Exercise prompt ::
Show each line from the listing that includes the word "total".
---- Data for the task
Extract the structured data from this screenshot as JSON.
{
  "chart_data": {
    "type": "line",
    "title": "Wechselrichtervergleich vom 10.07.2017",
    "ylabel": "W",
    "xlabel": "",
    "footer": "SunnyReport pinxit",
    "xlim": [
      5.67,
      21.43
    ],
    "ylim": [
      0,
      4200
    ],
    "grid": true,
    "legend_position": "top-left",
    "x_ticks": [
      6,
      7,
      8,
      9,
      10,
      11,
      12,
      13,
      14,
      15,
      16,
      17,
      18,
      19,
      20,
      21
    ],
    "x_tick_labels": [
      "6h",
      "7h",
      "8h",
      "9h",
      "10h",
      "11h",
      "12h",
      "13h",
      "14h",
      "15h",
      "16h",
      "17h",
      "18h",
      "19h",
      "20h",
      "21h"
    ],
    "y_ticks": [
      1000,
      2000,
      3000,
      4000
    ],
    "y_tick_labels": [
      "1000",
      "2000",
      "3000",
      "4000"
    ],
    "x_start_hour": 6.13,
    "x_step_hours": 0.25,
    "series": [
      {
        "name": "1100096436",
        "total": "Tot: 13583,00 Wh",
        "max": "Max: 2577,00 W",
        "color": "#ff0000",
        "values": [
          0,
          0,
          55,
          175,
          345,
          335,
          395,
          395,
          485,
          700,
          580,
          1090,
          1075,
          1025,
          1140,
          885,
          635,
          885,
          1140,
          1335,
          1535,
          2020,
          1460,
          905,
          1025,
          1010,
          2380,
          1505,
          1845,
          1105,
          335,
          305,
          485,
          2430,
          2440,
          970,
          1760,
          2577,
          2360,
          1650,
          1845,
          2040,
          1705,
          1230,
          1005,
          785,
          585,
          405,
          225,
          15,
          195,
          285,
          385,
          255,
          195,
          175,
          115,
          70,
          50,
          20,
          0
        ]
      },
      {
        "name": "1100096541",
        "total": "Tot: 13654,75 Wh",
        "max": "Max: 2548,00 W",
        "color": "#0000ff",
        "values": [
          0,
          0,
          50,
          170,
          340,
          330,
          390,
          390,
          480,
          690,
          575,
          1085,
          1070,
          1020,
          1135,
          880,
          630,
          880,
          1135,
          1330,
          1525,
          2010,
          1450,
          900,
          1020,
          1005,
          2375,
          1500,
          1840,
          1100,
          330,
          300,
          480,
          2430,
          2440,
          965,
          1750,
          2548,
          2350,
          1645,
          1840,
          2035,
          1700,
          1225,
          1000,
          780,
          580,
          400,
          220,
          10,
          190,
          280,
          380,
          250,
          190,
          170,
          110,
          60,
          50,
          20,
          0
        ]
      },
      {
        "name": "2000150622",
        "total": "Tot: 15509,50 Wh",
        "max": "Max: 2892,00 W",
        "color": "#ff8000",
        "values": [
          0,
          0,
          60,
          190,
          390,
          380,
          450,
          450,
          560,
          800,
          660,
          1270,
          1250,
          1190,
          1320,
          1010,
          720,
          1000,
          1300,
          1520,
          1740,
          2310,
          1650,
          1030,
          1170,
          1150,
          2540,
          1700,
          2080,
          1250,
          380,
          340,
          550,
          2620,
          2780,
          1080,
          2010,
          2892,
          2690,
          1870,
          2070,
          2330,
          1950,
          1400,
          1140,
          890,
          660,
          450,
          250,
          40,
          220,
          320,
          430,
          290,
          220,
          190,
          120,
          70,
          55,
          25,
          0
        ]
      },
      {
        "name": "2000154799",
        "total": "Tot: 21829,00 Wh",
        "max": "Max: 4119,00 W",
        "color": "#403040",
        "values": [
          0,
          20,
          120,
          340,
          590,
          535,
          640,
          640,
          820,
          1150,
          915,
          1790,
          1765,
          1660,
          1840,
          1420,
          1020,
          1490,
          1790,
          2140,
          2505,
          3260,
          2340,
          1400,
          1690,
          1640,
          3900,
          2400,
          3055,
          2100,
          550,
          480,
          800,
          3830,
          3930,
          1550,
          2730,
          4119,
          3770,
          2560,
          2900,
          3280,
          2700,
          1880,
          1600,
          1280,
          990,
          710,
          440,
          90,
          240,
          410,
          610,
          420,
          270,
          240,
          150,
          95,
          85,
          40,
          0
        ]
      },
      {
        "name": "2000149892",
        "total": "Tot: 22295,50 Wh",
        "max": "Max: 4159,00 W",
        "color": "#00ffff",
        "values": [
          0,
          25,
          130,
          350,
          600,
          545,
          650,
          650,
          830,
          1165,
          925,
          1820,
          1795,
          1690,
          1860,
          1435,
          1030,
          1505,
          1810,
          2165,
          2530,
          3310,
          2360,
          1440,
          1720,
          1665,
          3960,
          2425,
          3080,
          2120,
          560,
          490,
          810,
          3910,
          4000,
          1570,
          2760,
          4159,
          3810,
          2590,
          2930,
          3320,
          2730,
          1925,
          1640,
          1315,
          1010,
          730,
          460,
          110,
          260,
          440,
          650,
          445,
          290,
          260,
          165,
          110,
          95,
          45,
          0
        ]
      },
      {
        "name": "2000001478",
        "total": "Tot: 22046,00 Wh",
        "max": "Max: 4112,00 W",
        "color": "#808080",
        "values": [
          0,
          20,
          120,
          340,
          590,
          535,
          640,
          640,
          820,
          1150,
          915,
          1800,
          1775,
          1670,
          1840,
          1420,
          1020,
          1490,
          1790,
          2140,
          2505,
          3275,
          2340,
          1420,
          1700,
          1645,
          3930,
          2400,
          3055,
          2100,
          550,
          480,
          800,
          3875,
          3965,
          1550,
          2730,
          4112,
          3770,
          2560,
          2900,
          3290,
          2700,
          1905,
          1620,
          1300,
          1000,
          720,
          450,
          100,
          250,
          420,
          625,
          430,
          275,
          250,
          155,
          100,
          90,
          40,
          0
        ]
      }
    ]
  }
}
--------
Task solution ::
        "total": "Tot: 13583,00 Wh",
        "total": "Tot: 13654,75 Wh",
        "total": "Tot: 15509,50 Wh",
        "total": "Tot: 21829,00 Wh",
        "total": "Tot: 22295,50 Wh",
        "total": "Tot: 22046,00 Wh",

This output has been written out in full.